*What the exercise asks*:
Write out all of the data without omission, exactly as shown.

*Study material*:
+ + + + + + +
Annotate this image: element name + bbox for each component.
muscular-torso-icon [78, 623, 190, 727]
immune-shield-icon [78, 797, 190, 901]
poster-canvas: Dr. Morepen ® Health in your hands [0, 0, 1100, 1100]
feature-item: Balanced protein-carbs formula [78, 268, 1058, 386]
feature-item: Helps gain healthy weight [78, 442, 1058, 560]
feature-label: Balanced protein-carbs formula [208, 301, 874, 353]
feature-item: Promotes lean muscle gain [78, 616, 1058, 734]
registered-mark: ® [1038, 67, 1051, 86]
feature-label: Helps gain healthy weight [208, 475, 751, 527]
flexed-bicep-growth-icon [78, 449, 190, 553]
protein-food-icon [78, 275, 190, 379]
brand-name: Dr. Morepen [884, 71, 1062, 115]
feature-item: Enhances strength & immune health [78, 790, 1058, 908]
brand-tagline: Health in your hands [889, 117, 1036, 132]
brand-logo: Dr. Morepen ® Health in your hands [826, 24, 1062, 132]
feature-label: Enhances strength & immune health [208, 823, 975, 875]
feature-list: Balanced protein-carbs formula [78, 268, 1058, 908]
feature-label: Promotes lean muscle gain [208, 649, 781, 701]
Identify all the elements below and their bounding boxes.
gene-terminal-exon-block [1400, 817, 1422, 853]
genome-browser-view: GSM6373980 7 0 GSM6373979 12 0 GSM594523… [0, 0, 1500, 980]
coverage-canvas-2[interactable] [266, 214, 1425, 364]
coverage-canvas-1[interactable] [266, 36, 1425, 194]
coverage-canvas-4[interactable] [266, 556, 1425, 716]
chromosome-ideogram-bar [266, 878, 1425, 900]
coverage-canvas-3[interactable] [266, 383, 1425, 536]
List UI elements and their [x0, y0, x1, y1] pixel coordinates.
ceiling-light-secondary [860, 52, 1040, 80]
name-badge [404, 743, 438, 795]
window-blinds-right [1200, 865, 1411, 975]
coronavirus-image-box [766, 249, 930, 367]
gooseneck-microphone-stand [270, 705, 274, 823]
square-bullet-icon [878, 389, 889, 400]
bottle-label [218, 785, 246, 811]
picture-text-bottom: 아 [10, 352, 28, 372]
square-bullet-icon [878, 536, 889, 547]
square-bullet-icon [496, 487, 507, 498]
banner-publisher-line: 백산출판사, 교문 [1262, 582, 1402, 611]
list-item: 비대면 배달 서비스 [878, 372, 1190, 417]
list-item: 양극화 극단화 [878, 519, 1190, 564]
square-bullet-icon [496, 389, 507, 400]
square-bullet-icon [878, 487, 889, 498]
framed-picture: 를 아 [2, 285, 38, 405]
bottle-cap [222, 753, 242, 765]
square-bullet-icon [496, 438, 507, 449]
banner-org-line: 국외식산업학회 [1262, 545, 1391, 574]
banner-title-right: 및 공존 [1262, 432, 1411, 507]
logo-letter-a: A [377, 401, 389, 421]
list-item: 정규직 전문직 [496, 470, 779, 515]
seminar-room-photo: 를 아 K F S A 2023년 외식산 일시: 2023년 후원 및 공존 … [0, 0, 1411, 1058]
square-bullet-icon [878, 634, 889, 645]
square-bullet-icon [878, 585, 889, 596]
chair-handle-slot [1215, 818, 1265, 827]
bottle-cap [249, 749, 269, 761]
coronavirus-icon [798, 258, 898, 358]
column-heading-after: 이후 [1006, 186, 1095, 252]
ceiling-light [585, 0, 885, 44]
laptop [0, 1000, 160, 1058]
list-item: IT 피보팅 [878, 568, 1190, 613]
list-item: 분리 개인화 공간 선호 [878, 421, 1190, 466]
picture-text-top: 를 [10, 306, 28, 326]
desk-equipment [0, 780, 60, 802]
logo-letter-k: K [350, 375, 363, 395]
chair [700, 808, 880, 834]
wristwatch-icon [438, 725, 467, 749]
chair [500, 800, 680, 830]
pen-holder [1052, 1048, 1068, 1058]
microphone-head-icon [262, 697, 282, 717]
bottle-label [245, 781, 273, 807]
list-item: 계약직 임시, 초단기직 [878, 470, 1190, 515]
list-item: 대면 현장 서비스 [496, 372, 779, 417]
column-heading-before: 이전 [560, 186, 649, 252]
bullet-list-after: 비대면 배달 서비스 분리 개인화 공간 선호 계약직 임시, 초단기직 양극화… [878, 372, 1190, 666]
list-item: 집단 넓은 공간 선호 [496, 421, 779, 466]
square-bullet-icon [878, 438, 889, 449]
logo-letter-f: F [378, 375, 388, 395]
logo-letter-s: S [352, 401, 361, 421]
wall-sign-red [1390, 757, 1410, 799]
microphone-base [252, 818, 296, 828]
+ + + + + + +
*Reply to the task*:
Annotate this image: element name + bbox for each component.
muscular-torso-icon [78, 623, 190, 727]
immune-shield-icon [78, 797, 190, 901]
poster-canvas: Dr. Morepen ® Health in your hands [0, 0, 1100, 1100]
feature-item: Balanced protein-carbs formula [78, 268, 1058, 386]
feature-item: Helps gain healthy weight [78, 442, 1058, 560]
feature-label: Balanced protein-carbs formula [208, 301, 874, 353]
feature-item: Promotes lean muscle gain [78, 616, 1058, 734]
registered-mark: ® [1038, 67, 1051, 86]
feature-label: Helps gain healthy weight [208, 475, 751, 527]
flexed-bicep-growth-icon [78, 449, 190, 553]
protein-food-icon [78, 275, 190, 379]
brand-name: Dr. Morepen [884, 71, 1062, 115]
feature-item: Enhances strength & immune health [78, 790, 1058, 908]
brand-tagline: Health in your hands [889, 117, 1036, 132]
brand-logo: Dr. Morepen ® Health in your hands [826, 24, 1062, 132]
feature-label: Enhances strength & immune health [208, 823, 975, 875]
feature-list: Balanced protein-carbs formula [78, 268, 1058, 908]
feature-label: Promotes lean muscle gain [208, 649, 781, 701]
Identify all the elements below and their bounding boxes.
gene-terminal-exon-block [1400, 817, 1422, 853]
genome-browser-view: GSM6373980 7 0 GSM6373979 12 0 GSM594523… [0, 0, 1500, 980]
coverage-canvas-2[interactable] [266, 214, 1425, 364]
coverage-canvas-1[interactable] [266, 36, 1425, 194]
coverage-canvas-4[interactable] [266, 556, 1425, 716]
chromosome-ideogram-bar [266, 878, 1425, 900]
coverage-canvas-3[interactable] [266, 383, 1425, 536]
List UI elements and their [x0, y0, x1, y1] pixel coordinates.
ceiling-light-secondary [860, 52, 1040, 80]
name-badge [404, 743, 438, 795]
window-blinds-right [1200, 865, 1411, 975]
coronavirus-image-box [766, 249, 930, 367]
gooseneck-microphone-stand [270, 705, 274, 823]
square-bullet-icon [878, 389, 889, 400]
bottle-label [218, 785, 246, 811]
picture-text-bottom: 아 [10, 352, 28, 372]
square-bullet-icon [878, 536, 889, 547]
square-bullet-icon [496, 487, 507, 498]
banner-publisher-line: 백산출판사, 교문 [1262, 582, 1402, 611]
list-item: 비대면 배달 서비스 [878, 372, 1190, 417]
list-item: 양극화 극단화 [878, 519, 1190, 564]
square-bullet-icon [496, 389, 507, 400]
square-bullet-icon [878, 487, 889, 498]
framed-picture: 를 아 [2, 285, 38, 405]
bottle-cap [222, 753, 242, 765]
square-bullet-icon [496, 438, 507, 449]
banner-org-line: 국외식산업학회 [1262, 545, 1391, 574]
banner-title-right: 및 공존 [1262, 432, 1411, 507]
logo-letter-a: A [377, 401, 389, 421]
list-item: 정규직 전문직 [496, 470, 779, 515]
seminar-room-photo: 를 아 K F S A 2023년 외식산 일시: 2023년 후원 및 공존 … [0, 0, 1411, 1058]
square-bullet-icon [878, 634, 889, 645]
square-bullet-icon [878, 585, 889, 596]
chair-handle-slot [1215, 818, 1265, 827]
bottle-cap [249, 749, 269, 761]
coronavirus-icon [798, 258, 898, 358]
column-heading-after: 이후 [1006, 186, 1095, 252]
ceiling-light [585, 0, 885, 44]
laptop [0, 1000, 160, 1058]
list-item: IT 피보팅 [878, 568, 1190, 613]
list-item: 분리 개인화 공간 선호 [878, 421, 1190, 466]
picture-text-top: 를 [10, 306, 28, 326]
desk-equipment [0, 780, 60, 802]
logo-letter-k: K [350, 375, 363, 395]
chair [700, 808, 880, 834]
wristwatch-icon [438, 725, 467, 749]
chair [500, 800, 680, 830]
pen-holder [1052, 1048, 1068, 1058]
microphone-head-icon [262, 697, 282, 717]
bottle-label [245, 781, 273, 807]
list-item: 계약직 임시, 초단기직 [878, 470, 1190, 515]
list-item: 대면 현장 서비스 [496, 372, 779, 417]
column-heading-before: 이전 [560, 186, 649, 252]
bullet-list-after: 비대면 배달 서비스 분리 개인화 공간 선호 계약직 임시, 초단기직 양극화… [878, 372, 1190, 666]
list-item: 집단 넓은 공간 선호 [496, 421, 779, 466]
square-bullet-icon [878, 438, 889, 449]
logo-letter-f: F [378, 375, 388, 395]
logo-letter-s: S [352, 401, 361, 421]
wall-sign-red [1390, 757, 1410, 799]
microphone-base [252, 818, 296, 828]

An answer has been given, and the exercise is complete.